_TASK TO COMPLETE:_ Retype the whole listing below, character for character.

— Begin DATA PROVIDED —

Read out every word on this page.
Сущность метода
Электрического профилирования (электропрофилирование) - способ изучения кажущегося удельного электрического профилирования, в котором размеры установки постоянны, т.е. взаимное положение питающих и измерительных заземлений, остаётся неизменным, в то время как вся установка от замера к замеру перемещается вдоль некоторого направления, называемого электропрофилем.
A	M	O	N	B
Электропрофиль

— End DATA PROVIDED —

_WRITTEN REPLY:_
Read out every word on this page.
Сущность метода
Электрического профилирования (электропрофилирование) - способ изучения кажущегося удельного электрического профилирования, в котором размеры установки постоянны, т.е. взаимное положение питающих и измерительных заземлений, остаётся неизменным, в то время как вся установка от замера к замеру перемещается вдоль некоторого направления, называемого электропрофилем.
A	M	O	N	B
Электропрофиль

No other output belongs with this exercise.